(Items from a document page collection)

..........

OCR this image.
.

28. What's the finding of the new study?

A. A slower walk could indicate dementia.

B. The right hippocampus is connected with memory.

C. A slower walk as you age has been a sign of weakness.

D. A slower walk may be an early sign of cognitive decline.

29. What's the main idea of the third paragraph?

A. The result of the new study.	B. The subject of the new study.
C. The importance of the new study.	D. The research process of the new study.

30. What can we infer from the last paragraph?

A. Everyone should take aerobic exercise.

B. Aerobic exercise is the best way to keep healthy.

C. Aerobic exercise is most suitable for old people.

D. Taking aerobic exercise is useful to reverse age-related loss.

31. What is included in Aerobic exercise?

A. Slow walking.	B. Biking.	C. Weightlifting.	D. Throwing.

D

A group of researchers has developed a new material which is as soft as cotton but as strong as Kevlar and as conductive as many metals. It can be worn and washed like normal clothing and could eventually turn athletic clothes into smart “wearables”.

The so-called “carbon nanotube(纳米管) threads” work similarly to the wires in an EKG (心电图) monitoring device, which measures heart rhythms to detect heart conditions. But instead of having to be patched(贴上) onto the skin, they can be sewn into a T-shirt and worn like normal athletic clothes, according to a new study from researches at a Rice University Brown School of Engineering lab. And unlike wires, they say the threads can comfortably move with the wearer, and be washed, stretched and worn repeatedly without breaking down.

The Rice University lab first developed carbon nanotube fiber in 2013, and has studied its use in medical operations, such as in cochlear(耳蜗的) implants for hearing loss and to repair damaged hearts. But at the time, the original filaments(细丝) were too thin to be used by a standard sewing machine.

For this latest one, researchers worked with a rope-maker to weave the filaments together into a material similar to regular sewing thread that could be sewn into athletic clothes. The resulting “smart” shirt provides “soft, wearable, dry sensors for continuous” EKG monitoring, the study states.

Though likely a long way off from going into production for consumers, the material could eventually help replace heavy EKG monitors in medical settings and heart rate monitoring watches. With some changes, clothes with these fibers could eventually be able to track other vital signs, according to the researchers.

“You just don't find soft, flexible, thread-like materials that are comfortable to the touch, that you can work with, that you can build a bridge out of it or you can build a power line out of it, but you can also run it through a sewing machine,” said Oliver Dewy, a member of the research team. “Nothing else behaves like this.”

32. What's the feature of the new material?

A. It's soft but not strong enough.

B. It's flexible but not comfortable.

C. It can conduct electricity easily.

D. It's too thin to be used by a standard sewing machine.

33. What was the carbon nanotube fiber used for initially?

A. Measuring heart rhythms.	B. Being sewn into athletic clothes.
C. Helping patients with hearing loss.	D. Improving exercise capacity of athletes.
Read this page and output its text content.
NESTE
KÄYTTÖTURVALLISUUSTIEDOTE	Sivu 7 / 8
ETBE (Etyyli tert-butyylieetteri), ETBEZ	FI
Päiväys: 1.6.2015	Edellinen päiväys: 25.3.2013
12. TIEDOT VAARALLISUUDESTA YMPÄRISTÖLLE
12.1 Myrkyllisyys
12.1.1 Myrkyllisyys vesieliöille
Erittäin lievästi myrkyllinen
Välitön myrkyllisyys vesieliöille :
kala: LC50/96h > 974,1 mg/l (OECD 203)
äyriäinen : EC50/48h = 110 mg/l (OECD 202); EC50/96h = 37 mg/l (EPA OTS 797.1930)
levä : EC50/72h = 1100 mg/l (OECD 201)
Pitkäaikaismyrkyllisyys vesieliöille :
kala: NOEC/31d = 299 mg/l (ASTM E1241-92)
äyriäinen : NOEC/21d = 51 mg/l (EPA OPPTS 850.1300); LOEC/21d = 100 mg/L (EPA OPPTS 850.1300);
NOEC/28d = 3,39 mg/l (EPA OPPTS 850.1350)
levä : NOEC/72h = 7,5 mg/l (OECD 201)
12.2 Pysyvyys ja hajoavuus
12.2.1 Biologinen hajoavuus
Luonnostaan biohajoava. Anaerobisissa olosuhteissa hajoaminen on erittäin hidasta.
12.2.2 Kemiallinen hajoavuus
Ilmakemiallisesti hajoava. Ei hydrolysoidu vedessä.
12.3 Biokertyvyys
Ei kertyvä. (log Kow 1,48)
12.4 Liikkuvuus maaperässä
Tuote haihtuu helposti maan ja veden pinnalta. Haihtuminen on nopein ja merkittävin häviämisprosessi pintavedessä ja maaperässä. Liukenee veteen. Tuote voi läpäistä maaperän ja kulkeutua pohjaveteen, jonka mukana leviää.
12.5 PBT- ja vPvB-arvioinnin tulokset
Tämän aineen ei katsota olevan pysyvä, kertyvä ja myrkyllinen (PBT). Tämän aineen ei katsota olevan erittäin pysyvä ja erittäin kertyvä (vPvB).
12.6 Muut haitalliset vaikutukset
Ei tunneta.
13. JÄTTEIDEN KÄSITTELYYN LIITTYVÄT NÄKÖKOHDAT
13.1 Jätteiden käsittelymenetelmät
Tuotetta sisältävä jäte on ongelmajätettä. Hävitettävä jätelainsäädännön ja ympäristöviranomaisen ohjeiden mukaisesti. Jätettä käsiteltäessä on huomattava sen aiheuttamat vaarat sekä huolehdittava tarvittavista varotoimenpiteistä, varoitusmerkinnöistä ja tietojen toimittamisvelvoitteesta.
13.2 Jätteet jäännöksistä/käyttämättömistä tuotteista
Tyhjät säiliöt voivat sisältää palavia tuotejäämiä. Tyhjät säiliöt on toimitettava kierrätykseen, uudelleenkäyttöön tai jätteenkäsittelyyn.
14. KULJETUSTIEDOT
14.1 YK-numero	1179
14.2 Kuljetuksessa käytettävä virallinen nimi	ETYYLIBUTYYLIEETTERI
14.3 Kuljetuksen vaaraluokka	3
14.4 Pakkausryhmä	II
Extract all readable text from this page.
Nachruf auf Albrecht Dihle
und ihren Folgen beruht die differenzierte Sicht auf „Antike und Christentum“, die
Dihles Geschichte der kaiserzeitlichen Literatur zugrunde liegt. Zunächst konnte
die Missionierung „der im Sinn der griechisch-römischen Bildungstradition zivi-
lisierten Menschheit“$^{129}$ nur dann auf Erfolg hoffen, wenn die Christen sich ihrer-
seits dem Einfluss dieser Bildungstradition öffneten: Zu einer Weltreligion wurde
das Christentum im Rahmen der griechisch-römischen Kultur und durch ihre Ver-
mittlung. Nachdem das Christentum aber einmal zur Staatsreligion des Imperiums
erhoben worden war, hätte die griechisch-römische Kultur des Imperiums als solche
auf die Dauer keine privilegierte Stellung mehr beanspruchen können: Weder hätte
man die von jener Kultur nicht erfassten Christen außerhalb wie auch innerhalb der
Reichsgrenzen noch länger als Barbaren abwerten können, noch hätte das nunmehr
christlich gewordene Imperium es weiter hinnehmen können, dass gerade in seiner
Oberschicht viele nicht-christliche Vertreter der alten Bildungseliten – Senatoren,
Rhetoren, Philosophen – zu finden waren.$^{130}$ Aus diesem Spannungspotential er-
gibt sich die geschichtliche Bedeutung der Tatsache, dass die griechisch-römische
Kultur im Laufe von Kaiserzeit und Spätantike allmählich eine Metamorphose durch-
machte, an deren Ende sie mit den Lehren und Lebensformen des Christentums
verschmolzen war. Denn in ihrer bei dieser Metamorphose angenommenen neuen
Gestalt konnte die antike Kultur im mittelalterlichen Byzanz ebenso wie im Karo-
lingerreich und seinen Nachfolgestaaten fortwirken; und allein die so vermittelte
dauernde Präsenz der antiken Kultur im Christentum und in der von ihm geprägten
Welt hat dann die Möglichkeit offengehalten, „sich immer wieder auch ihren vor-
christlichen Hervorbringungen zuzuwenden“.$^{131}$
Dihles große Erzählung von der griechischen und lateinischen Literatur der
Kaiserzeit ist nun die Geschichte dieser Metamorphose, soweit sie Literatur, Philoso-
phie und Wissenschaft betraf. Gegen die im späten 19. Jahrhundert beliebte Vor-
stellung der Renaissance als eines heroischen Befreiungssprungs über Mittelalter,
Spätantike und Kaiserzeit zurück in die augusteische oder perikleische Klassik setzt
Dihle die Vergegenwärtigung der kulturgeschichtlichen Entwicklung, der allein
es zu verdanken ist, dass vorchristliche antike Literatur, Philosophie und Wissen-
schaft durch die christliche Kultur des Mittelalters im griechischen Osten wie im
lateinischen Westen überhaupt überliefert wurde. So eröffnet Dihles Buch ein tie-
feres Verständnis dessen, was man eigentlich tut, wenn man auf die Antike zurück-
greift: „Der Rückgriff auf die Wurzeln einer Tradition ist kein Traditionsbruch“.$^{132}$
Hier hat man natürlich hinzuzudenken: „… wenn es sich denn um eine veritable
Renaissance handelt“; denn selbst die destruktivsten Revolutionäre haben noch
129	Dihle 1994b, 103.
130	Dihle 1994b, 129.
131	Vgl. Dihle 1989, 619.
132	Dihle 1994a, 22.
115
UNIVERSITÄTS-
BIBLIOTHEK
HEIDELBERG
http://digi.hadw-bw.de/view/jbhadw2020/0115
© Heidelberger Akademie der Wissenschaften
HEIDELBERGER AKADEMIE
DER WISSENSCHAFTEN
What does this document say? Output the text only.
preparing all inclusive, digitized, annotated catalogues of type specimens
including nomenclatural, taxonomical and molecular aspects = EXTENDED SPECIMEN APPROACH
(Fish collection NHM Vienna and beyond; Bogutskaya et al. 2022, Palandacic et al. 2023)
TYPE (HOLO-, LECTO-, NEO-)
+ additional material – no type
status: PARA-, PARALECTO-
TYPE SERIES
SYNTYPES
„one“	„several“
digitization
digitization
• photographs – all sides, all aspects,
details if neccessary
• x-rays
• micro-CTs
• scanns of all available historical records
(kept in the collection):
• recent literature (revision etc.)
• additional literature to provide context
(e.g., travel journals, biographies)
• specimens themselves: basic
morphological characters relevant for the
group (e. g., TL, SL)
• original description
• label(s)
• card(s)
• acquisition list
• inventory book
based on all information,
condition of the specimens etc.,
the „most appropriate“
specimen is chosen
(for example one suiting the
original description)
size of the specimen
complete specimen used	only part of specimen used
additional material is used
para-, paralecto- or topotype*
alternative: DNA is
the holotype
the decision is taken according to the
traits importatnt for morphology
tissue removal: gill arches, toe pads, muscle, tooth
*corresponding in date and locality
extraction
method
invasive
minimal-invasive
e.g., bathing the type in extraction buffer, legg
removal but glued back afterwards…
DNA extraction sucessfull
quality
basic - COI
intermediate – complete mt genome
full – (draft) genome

..........

* [Problem to solve]: A single number is expected: how many lines in the entries above hold the word "hajoavuus".

* [Result of the task]: 3